§ **DIRECTIONS FOR THIS TASK**
Quote all of the data below exactly, please.

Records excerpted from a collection

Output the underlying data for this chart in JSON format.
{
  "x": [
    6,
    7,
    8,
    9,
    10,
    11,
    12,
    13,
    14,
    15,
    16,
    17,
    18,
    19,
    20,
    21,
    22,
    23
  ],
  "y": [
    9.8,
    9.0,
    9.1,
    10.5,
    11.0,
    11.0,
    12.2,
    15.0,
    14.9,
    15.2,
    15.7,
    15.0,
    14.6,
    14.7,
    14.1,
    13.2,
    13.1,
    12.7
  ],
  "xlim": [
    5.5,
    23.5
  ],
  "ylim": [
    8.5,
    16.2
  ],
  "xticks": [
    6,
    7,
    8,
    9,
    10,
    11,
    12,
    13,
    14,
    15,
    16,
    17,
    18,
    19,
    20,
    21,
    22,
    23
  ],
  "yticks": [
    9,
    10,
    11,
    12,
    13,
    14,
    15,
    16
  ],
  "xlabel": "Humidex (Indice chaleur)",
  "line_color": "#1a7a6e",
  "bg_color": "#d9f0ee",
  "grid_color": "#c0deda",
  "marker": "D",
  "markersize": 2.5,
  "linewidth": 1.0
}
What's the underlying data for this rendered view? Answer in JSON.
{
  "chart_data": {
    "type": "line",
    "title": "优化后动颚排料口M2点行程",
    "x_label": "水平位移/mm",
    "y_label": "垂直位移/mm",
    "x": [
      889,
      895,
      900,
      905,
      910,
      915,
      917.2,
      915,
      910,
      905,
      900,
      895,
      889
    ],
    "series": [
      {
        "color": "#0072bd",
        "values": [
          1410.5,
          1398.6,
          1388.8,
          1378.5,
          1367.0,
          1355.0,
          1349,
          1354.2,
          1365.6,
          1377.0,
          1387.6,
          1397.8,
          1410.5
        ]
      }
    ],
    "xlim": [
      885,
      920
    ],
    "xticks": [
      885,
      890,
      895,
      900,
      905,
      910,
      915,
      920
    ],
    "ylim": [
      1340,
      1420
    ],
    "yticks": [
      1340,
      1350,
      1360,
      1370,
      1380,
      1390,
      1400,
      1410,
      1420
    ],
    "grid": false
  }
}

§ **FULL OUTPUT**
Output the underlying data for this chart in JSON format.
{
  "x": [
    6,
    7,
    8,
    9,
    10,
    11,
    12,
    13,
    14,
    15,
    16,
    17,
    18,
    19,
    20,
    21,
    22,
    23
  ],
  "y": [
    9.8,
    9.0,
    9.1,
    10.5,
    11.0,
    11.0,
    12.2,
    15.0,
    14.9,
    15.2,
    15.7,
    15.0,
    14.6,
    14.7,
    14.1,
    13.2,
    13.1,
    12.7
  ],
  "xlim": [
    5.5,
    23.5
  ],
  "ylim": [
    8.5,
    16.2
  ],
  "xticks": [
    6,
    7,
    8,
    9,
    10,
    11,
    12,
    13,
    14,
    15,
    16,
    17,
    18,
    19,
    20,
    21,
    22,
    23
  ],
  "yticks": [
    9,
    10,
    11,
    12,
    13,
    14,
    15,
    16
  ],
  "xlabel": "Humidex (Indice chaleur)",
  "line_color": "#1a7a6e",
  "bg_color": "#d9f0ee",
  "grid_color": "#c0deda",
  "marker": "D",
  "markersize": 2.5,
  "linewidth": 1.0
}
What's the underlying data for this rendered view? Answer in JSON.
{
  "chart_data": {
    "type": "line",
    "title": "优化后动颚排料口M2点行程",
    "x_label": "水平位移/mm",
    "y_label": "垂直位移/mm",
    "x": [
      889,
      895,
      900,
      905,
      910,
      915,
      917.2,
      915,
      910,
      905,
      900,
      895,
      889
    ],
    "series": [
      {
        "color": "#0072bd",
        "values": [
          1410.5,
          1398.6,
          1388.8,
          1378.5,
          1367.0,
          1355.0,
          1349,
          1354.2,
          1365.6,
          1377.0,
          1387.6,
          1397.8,
          1410.5
        ]
      }
    ],
    "xlim": [
      885,
      920
    ],
    "xticks": [
      885,
      890,
      895,
      900,
      905,
      910,
      915,
      920
    ],
    "ylim": [
      1340,
      1420
    ],
    "yticks": [
      1340,
      1350,
      1360,
      1370,
      1380,
      1390,
      1400,
      1410,
      1420
    ],
    "grid": false
  }
}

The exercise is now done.